**Stated problem:**
Answer these questions using the report on the Queensland acquisitions below:
1. How far is the Acapulco Mining project area from Lihir Gold's Mt Rawdon mine?
2. Which company formerly owned Central Minerals Pty Ltd?
3. How long is the exploration plan set out for the newly acquired Queensland assets?
── Document ──
Solomon Gold has acquired two companies holding promising exploration projects in Queensland, Australia. In late 2009, the Company finalized terms for the acquisition of Acapulco Mining Pty Ltd, which holds extensive tenements over a large project area in and around Mt Perry and which sits only 15km from Lihir Gold's Mt Rawdon mine (a 1 million oz resource producing 100k oz pa gold). The project area is located on the intersection of strong regional geological features which host porphyry gold copper molybdenum potential. Extensive mapping and sampling has identified seven drill targets which have yielded potentially economic results. Previous drilling of these geological systems has yielded both high grades and long intersections of medium grade mineralisation to date, so extensive drilling programs are planned in 2010.
The second acquisition, Central Minerals Pty Ltd, was completed recently following approval at a Special Meeting of Shareholders of its former owner, D'Aguilar Gold Limited (an ASX listed Company). Central Minerals holds exploration licences covering a huge area along the eastern edge of the Bowen Basin in Central Queensland, approximately 200km southwest of the Central Queensland port of Rockhampton. The main project in the area is at Rannes which is located near Newcrest's famous Cracow mine and which exhibits structures and geochemistry similar to the Carlin trend in Nevada USA (one of the most prolific gold producing belts in the world). There are five prospects that have been subject to first pass drilling by Central Minerals and previous explorers, with potentially economic intersections in all of them. In addition, surface soil, stream and rock sampling has identified a further thirteen gold targets, of which five are considered to be high order and located close to the drilled prospects referred to above. Solomon Gold plans to continue the exploration program at Rannes, with drilling of further initial targets planned for the next quarter.
Both Queensland projects acquired are 100% owned and operated by Solomon Gold. Your Company has set out a six month exploration plan and budget for the newly acquired Queensland assets with the intention of defining a resource and bringing it into production as soon as practicable.
───
── Stored records ──
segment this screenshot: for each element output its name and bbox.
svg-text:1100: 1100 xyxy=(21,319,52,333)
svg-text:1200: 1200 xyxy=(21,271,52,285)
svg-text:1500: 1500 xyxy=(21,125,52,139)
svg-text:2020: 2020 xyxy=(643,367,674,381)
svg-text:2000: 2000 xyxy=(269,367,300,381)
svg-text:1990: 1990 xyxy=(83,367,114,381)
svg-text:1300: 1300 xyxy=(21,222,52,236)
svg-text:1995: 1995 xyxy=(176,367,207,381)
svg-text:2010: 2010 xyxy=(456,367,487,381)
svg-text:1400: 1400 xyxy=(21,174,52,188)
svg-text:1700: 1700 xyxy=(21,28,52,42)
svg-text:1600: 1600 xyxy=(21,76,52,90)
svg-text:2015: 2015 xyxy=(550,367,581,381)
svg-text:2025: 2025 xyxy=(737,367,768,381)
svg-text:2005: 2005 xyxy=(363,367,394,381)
───
**Response:**
1. 15km
2. D'Aguilar Gold Limited
3. Six months